The reason that Siem Reap, Cambodia exists as a tourist destination is because of the sprawling Angkor Temple complex and the world famous Angkor Wat. That’s why everyone travels there, and we were no exception. We had so much fun during our three days at Angkor that I couldn’t even squeeze it all into one post. But there were many other things to see and do, and we had no trouble filling the two weeks we spent there.
We stayed in a great location right next to the Siem Reap River that runs through the center of town. There are large trees that line both sides of the river providing shade and scenery, making it a nice place to stroll. Coming from Phuket where we walked alongside an exposed highway to get to and from our apartment, this was a very nice change. We chose to follow the river every time we left the house when practical.
The river runs right next to the Royal Residence park, which is home to a massive colony of fruit bats. There must be a thousand of them. During the day they are relatively dormant, with a few of them periodically chirping or readjusting their position from one branch to another between the handful of trees that they roost in. Once evening arrives though, they become much more active. All of the bats start chattering with each other which creates enough sound that having a conversation at normal volume is impossible. It’s like attending a bat symphony.
In between chirps, or maybe simultaneously, they start flying around. This is quite a sight, as fruit bats are not small creatures. Their wing spans can be two feet wide. They do not flutter around like swallows, but flap their wings in big long strokes like birds of prey. Between the flying and the chirping, there is a lot of action. At some point near dark, large groups of them fly off together into the night. Even when not near the park, we would glimpse their silhouettes as they flew above various parts of the city just before dark. (Thanks for the tip on these bats Mary!)
Aside from enjoying the local wildlife, we spent time at the various markets around town. And there are a lot of them for a town of only 140,000 people. We stayed only a couple blocks from Psar Chas, also called the Old Market, and did most of our shopping there. This large sprawling market is mostly occupied with shops trying to sell tourists t-shirts, scarves, paintings, Buddha statues, jewelry, and other goods.
Tucked behind these is a well-stocked produce market where multiple vendors sell fruits, vegetables, meat, fish, eggs, and rice among other things. This is where we did most of our food shopping since it was only a couple blocks from our apartment. We went often enough to become regular customers with a few vendors during our two week stay. Near the end, some of them would recognize us and smile or wave before we got to their stand. It was cute.

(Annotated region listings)
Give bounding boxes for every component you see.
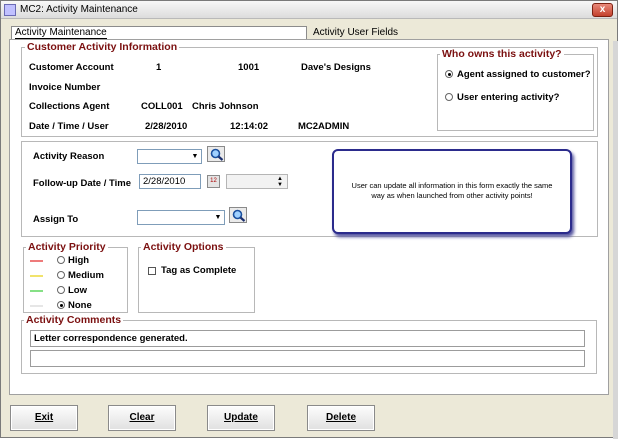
agent-name: Chris Johnson [192, 101, 259, 112]
app-icon [4, 4, 16, 16]
window-edge [613, 41, 618, 439]
chevron-down-icon: ▼ [191, 153, 199, 160]
owner-legend: Who owns this activity? [440, 48, 564, 60]
tag-complete-checkbox[interactable] [148, 267, 156, 275]
priority-medium-radio[interactable] [57, 271, 65, 279]
window-title: MC2: Activity Maintenance [20, 4, 138, 15]
exit-button[interactable]: Exit [10, 405, 78, 431]
invoice-number-label: Invoice Number [29, 82, 101, 93]
clear-button[interactable]: Clear [108, 405, 176, 431]
owner-agent-label: Agent assigned to customer? [457, 69, 591, 80]
agent-code: COLL001 [141, 101, 183, 112]
priority-low-label: Low [68, 285, 87, 296]
customer-account-label: Customer Account [29, 62, 114, 73]
info-note: User can update all information in this … [332, 149, 572, 234]
chevron-down-icon: ▼ [214, 214, 222, 221]
tab-label: Activity Maintenance [15, 27, 107, 39]
update-button-label: Update [224, 412, 258, 423]
exit-button-label: Exit [34, 412, 54, 423]
activity-reason-select[interactable]: ▼ [137, 149, 202, 164]
followup-label: Follow-up Date / Time [33, 178, 131, 189]
customer-info-legend: Customer Activity Information [25, 41, 180, 53]
calendar-icon[interactable]: 12 [207, 175, 220, 188]
activity-date: 2/28/2010 [145, 121, 188, 132]
options-legend: Activity Options [141, 241, 226, 253]
comments-legend: Activity Comments [24, 314, 124, 326]
comment-line-2[interactable] [30, 350, 585, 367]
priority-low-radio[interactable] [57, 286, 65, 294]
priority-high-label: High [68, 255, 90, 266]
activity-reason-label: Activity Reason [33, 151, 105, 162]
clear-button-label: Clear [129, 412, 155, 423]
activity-time: 12:14:02 [230, 121, 269, 132]
activity-maintenance-window: MC2: Activity Maintenance x Activity Mai… [0, 0, 618, 439]
activity-user: MC2ADMIN [298, 121, 350, 132]
assign-to-label: Assign To [33, 214, 79, 225]
activity-reason-lookup-button[interactable] [207, 146, 225, 162]
update-button[interactable]: Update [207, 405, 275, 431]
spinner-icon[interactable]: ▲ ▼ [275, 176, 285, 188]
owner-agent-radio[interactable] [445, 70, 453, 78]
customer-number: 1 [156, 62, 162, 73]
customer-account-id: 1001 [238, 62, 260, 73]
owner-user-radio[interactable] [445, 93, 453, 101]
collections-agent-label: Collections Agent [29, 101, 110, 112]
title-bar[interactable]: MC2: Activity Maintenance x [1, 1, 617, 19]
assign-to-lookup-button[interactable] [229, 207, 247, 223]
delete-button-label: Delete [325, 412, 356, 423]
priority-legend: Activity Priority [26, 241, 108, 253]
comment-line-1[interactable]: Letter correspondence generated. [30, 330, 585, 347]
close-button[interactable]: x [592, 3, 613, 17]
tab-activity-user-fields[interactable]: Activity User Fields [313, 27, 398, 38]
customer-name: Dave's Designs [301, 62, 371, 73]
tag-complete-label: Tag as Complete [161, 265, 237, 276]
priority-none-radio[interactable] [57, 301, 65, 309]
priority-high-swatch [30, 260, 43, 262]
options-panel [138, 247, 255, 313]
date-time-user-label: Date / Time / User [29, 121, 109, 132]
followup-time-input[interactable]: ▲ ▼ [226, 174, 288, 189]
search-icon [210, 148, 224, 161]
delete-button[interactable]: Delete [307, 405, 375, 431]
priority-none-label: None [68, 300, 92, 311]
tab-activity-maintenance[interactable]: Activity Maintenance [11, 26, 307, 39]
followup-date-input[interactable]: 2/28/2010 [139, 174, 201, 189]
priority-none-swatch [30, 305, 43, 307]
priority-low-swatch [30, 290, 43, 292]
priority-medium-label: Medium [68, 270, 104, 281]
priority-medium-swatch [30, 275, 43, 277]
owner-user-label: User entering activity? [457, 92, 560, 103]
priority-high-radio[interactable] [57, 256, 65, 264]
assign-to-select[interactable]: ▼ [137, 210, 225, 225]
search-icon [232, 209, 246, 222]
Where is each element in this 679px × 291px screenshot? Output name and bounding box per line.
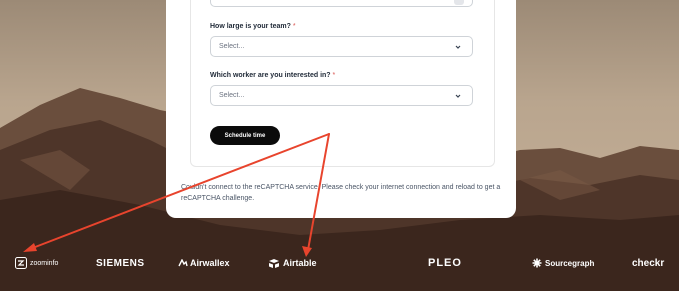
airtable-logo: Airtable bbox=[268, 256, 317, 270]
required-mark: * bbox=[292, 23, 296, 30]
chevron-down-icon bbox=[455, 94, 461, 98]
worker-select[interactable]: Select... bbox=[210, 85, 473, 106]
checkr-logo: checkr bbox=[632, 256, 664, 270]
team-size-placeholder: Select... bbox=[219, 43, 245, 50]
worker-label: Which worker are you interested in? * bbox=[210, 72, 335, 79]
siemens-logo: SIEMENS bbox=[96, 256, 145, 270]
schedule-time-button[interactable]: Schedule time bbox=[210, 126, 280, 145]
siemens-text: SIEMENS bbox=[96, 257, 145, 269]
team-size-label-text: How large is your team? bbox=[210, 23, 291, 30]
field-handle-icon bbox=[454, 0, 464, 5]
checkr-text: checkr bbox=[632, 257, 665, 269]
team-size-select[interactable]: Select... bbox=[210, 36, 473, 57]
zoominfo-logo: zoominfo bbox=[15, 256, 58, 270]
team-size-label: How large is your team? * bbox=[210, 23, 296, 30]
required-mark: * bbox=[332, 72, 336, 79]
sourcegraph-text: Sourcegraph bbox=[545, 258, 595, 268]
zoominfo-text: zoominfo bbox=[30, 259, 59, 267]
worker-placeholder: Select... bbox=[219, 92, 245, 99]
recaptcha-error-message: Couldn't connect to the reCAPTCHA servic… bbox=[181, 184, 501, 202]
airwallex-logo: Airwallex bbox=[178, 256, 230, 270]
chevron-down-icon bbox=[455, 45, 461, 49]
pleo-logo: PLEO bbox=[428, 256, 462, 270]
airwallex-text: Airwallex bbox=[190, 258, 230, 268]
sourcegraph-icon bbox=[532, 258, 542, 268]
zoominfo-icon bbox=[15, 257, 27, 269]
airtable-text: Airtable bbox=[283, 258, 317, 268]
previous-input-field[interactable] bbox=[210, 0, 473, 7]
pleo-text: PLEO bbox=[428, 257, 462, 269]
worker-label-text: Which worker are you interested in? bbox=[210, 72, 331, 79]
sourcegraph-logo: Sourcegraph bbox=[532, 256, 594, 270]
airwallex-icon bbox=[178, 259, 188, 267]
airtable-icon bbox=[269, 258, 279, 268]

- [Tasks to carry out]:
1. In the Siem Reap travel piece, write out the part that opens with the words containing "Aside from enjoying" and closes with "It was cute.".
2. According to the Siem Reap travel piece, why did the travelers do most of their food shopping at the produce market behind Psar Chas?

- [Task-by-task outputs]:
1.
Aside from enjoying the local wildlife, we spent time at the various markets around town. And there are a lot of them for a town of only 140,000 people. We stayed only a couple blocks from Psar Chas, also called the Old Market, and did most of our shopping there. This large sprawling market is mostly occupied with shops trying to sell tourists t-shirts, scarves, paintings, Buddha statues, jewelry, and other goods.
Tucked behind these is a well-stocked produce market where multiple vendors sell fruits, vegetables, meat, fish, eggs, and rice among other things. This is where we did most of our food shopping since it was only a couple blocks from our apartment. We went often enough to become regular customers with a few vendors during our two week stay. Near the end, some of them would recognize us and smile or wave before we got to their stand. It was cute.

2. They did most of their food shopping there because the market was only a couple blocks from their apartment.